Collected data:
--
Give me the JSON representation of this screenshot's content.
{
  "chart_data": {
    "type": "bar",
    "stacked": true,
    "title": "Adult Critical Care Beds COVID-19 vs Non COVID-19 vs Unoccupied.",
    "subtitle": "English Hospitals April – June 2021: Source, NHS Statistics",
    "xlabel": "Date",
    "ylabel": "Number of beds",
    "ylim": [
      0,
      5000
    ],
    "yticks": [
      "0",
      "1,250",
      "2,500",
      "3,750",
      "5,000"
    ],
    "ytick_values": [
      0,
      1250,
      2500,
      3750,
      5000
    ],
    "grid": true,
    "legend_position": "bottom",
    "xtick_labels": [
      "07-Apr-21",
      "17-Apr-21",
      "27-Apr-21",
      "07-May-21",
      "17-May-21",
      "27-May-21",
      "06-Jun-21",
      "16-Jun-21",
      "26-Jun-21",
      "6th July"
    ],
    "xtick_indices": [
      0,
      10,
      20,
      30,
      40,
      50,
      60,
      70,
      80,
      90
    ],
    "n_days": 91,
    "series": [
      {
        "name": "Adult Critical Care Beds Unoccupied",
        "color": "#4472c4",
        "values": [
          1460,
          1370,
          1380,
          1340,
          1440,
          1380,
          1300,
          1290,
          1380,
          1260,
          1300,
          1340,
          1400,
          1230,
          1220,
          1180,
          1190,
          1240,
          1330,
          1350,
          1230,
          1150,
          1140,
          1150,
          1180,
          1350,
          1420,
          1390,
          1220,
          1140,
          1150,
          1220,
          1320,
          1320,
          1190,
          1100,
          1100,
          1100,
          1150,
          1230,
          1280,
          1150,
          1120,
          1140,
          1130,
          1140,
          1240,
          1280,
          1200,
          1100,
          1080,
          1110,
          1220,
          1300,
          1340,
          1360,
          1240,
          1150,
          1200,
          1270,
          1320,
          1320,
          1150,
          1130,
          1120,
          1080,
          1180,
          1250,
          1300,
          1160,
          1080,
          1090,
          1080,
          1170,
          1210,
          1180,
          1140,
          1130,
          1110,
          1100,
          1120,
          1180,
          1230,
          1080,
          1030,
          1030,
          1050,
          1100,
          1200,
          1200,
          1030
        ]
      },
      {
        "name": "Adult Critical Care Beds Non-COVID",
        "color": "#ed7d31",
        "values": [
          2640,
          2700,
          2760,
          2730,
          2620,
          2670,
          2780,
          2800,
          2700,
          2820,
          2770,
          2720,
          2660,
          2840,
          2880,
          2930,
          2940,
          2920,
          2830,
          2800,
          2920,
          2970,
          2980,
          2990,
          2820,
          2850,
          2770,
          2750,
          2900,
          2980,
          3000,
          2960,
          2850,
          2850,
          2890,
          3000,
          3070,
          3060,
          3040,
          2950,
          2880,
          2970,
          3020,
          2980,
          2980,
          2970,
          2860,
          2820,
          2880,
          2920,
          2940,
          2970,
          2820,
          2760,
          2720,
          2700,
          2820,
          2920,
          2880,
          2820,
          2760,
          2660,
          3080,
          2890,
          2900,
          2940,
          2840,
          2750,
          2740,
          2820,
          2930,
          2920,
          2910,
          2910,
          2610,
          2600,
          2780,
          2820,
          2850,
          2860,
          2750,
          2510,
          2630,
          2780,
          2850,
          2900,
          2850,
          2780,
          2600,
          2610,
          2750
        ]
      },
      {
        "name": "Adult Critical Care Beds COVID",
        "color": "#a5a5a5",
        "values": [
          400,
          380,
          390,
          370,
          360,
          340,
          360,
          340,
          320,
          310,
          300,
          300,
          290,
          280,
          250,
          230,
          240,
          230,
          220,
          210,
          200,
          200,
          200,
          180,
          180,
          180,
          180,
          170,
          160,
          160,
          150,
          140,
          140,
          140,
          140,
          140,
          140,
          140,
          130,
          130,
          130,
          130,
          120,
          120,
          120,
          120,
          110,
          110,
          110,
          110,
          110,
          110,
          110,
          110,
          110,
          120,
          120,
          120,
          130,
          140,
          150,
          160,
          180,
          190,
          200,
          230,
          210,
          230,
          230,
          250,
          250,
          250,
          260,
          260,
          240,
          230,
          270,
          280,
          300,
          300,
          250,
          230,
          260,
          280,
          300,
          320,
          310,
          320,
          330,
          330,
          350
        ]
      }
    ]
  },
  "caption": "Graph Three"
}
--
» WHAT TO PRODUCE: Filter the entries above down to the lines containing the word "Unoccupied".

» THE COMPLETED TASK:
    "title": "Adult Critical Care Beds COVID-19 vs Non COVID-19 vs Unoccupied.",
        "name": "Adult Critical Care Beds Unoccupied",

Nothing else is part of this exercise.